- [Stored data]:
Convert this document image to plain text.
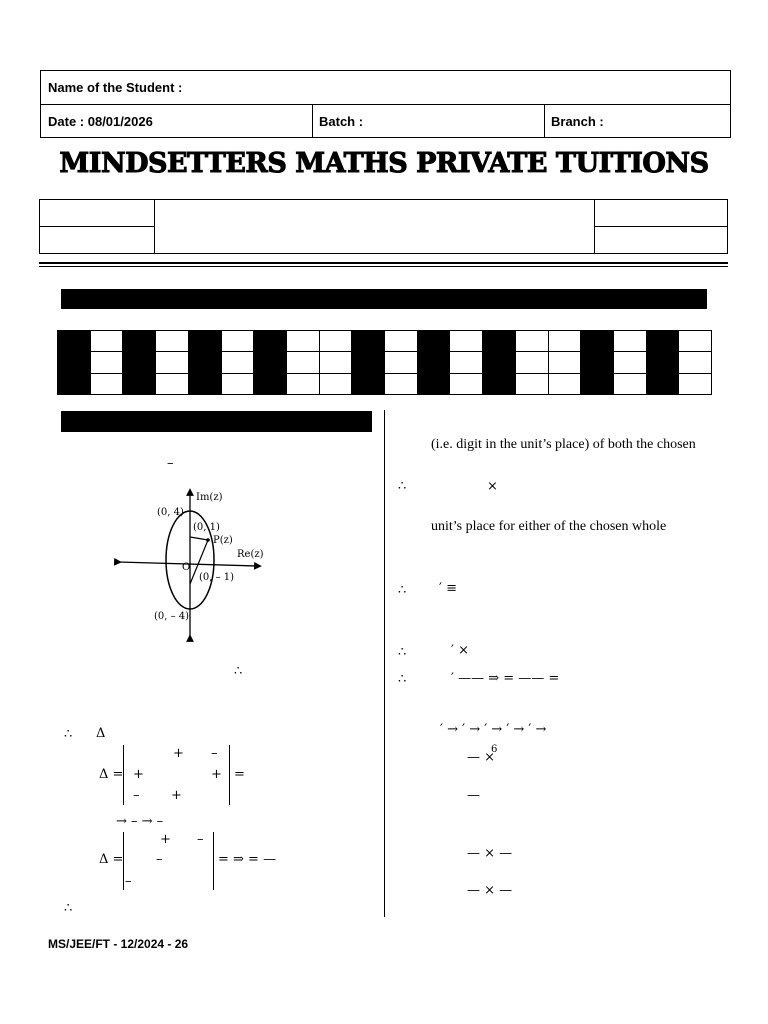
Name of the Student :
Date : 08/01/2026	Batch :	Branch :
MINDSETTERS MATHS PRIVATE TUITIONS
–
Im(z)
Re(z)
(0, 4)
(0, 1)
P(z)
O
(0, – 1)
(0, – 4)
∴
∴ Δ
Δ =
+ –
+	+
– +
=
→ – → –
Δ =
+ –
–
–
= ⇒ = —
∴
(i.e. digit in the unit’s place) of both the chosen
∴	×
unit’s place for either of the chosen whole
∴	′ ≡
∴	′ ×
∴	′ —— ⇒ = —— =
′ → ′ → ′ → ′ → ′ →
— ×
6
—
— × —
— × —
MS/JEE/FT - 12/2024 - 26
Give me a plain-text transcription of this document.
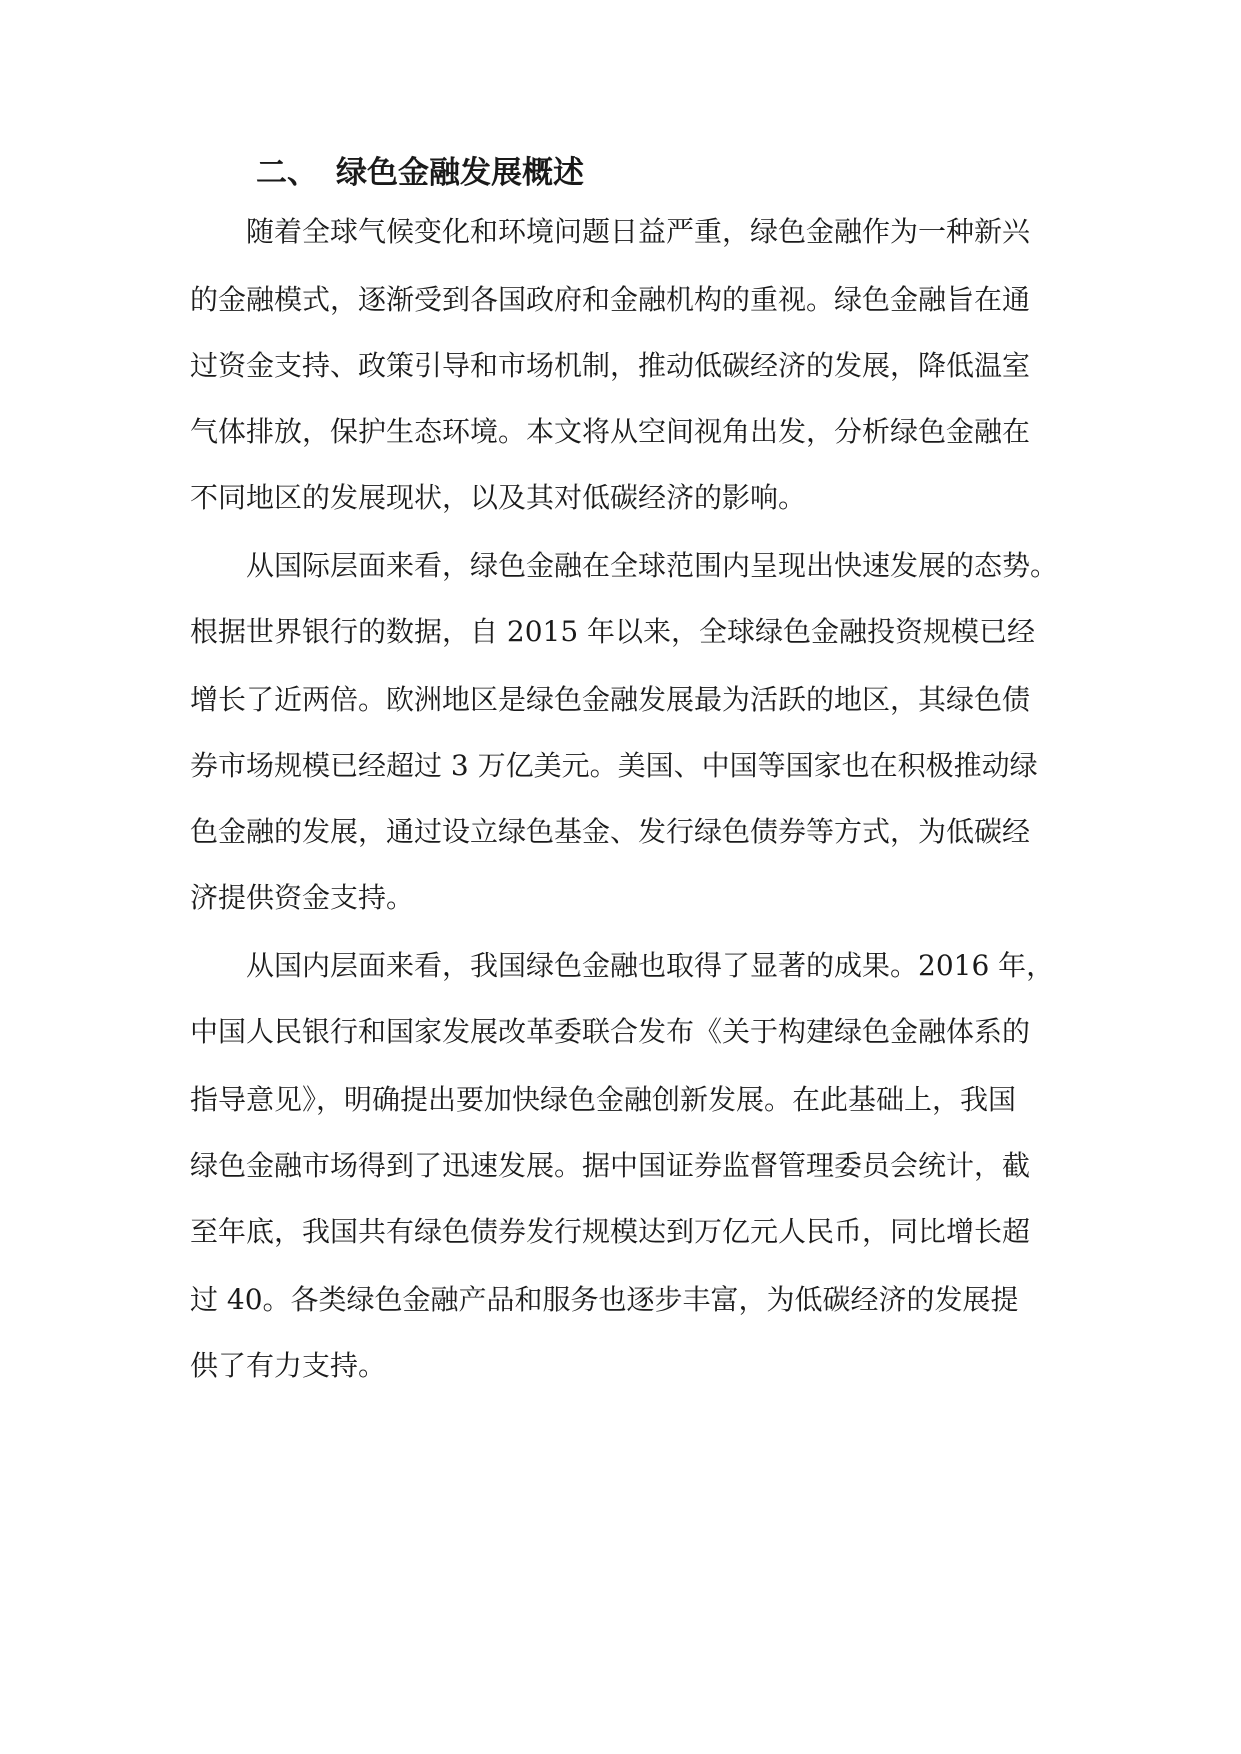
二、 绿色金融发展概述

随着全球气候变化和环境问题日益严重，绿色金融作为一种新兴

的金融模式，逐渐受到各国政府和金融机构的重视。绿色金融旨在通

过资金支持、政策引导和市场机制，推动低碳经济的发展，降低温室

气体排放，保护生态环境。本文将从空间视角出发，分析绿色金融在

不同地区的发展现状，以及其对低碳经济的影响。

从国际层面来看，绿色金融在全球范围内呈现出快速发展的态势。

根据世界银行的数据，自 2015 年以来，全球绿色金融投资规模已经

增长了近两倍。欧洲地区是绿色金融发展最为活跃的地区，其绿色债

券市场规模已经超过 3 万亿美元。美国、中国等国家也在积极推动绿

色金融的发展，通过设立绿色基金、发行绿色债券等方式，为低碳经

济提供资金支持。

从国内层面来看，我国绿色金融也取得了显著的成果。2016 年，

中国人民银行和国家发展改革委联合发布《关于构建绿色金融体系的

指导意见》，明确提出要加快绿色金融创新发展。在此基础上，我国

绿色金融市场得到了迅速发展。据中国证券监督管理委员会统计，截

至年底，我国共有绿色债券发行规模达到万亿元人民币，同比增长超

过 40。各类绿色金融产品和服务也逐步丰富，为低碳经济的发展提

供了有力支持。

- [Exercise task]: Extract word for word every line from the line that contains "Give me a plain-text" to the final line of the data, both included, and nothing else; skip the pictures.

- [Reply]:
Give me a plain-text transcription of this document.
二、 绿色金融发展概述

随着全球气候变化和环境问题日益严重，绿色金融作为一种新兴

的金融模式，逐渐受到各国政府和金融机构的重视。绿色金融旨在通

过资金支持、政策引导和市场机制，推动低碳经济的发展，降低温室

气体排放，保护生态环境。本文将从空间视角出发，分析绿色金融在

不同地区的发展现状，以及其对低碳经济的影响。

从国际层面来看，绿色金融在全球范围内呈现出快速发展的态势。

根据世界银行的数据，自 2015 年以来，全球绿色金融投资规模已经

增长了近两倍。欧洲地区是绿色金融发展最为活跃的地区，其绿色债

券市场规模已经超过 3 万亿美元。美国、中国等国家也在积极推动绿

色金融的发展，通过设立绿色基金、发行绿色债券等方式，为低碳经

济提供资金支持。

从国内层面来看，我国绿色金融也取得了显著的成果。2016 年，

中国人民银行和国家发展改革委联合发布《关于构建绿色金融体系的

指导意见》，明确提出要加快绿色金融创新发展。在此基础上，我国

绿色金融市场得到了迅速发展。据中国证券监督管理委员会统计，截

至年底，我国共有绿色债券发行规模达到万亿元人民币，同比增长超

过 40。各类绿色金融产品和服务也逐步丰富，为低碳经济的发展提

供了有力支持。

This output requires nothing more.